→ **EXERCISE BRIEF**: Work through the records below and tally every line containing "不折不挠". Reply with the total alone.

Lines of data
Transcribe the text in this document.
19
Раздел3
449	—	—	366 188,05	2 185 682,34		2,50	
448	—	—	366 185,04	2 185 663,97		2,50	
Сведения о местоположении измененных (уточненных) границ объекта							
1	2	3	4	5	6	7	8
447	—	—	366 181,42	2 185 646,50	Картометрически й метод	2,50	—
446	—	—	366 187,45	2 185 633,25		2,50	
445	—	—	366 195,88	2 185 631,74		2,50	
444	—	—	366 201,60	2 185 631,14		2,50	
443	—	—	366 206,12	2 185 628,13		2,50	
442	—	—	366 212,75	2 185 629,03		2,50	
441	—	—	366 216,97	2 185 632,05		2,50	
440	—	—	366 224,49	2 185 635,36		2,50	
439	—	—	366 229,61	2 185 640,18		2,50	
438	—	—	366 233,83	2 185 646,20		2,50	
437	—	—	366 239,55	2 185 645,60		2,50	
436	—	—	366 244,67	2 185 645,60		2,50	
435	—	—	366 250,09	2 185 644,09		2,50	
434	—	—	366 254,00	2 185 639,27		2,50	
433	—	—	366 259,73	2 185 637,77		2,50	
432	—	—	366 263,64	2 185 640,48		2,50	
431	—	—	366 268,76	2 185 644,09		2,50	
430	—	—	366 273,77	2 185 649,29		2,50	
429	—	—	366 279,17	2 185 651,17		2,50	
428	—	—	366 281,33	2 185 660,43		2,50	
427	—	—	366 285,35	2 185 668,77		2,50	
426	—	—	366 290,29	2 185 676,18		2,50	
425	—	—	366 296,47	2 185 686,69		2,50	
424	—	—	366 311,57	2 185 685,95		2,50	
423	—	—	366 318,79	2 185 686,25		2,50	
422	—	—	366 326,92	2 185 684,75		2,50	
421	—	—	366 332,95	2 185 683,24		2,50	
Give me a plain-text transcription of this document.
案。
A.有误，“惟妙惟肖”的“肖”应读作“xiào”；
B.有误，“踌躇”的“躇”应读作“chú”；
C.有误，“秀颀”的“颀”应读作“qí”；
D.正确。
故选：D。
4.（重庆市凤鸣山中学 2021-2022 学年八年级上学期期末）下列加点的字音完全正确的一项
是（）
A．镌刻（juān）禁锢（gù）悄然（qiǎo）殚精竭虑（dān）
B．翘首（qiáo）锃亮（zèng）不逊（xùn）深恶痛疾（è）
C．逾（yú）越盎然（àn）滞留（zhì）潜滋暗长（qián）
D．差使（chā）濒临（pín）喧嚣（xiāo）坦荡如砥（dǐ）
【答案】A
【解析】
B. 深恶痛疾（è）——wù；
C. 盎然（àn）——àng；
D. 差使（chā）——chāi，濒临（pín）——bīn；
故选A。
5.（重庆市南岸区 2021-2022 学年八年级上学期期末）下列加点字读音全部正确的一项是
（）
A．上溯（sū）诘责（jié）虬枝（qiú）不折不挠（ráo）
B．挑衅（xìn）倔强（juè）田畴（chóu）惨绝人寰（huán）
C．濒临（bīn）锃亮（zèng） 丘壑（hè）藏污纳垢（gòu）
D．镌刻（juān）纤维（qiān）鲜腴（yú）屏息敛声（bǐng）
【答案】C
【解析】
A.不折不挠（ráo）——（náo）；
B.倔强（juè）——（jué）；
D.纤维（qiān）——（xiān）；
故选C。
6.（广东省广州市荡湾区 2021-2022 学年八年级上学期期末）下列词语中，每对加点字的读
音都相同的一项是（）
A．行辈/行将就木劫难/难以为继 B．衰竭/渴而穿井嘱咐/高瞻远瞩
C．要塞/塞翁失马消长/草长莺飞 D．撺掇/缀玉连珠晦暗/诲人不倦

→ **RESPONSE TO THE TASK**: 2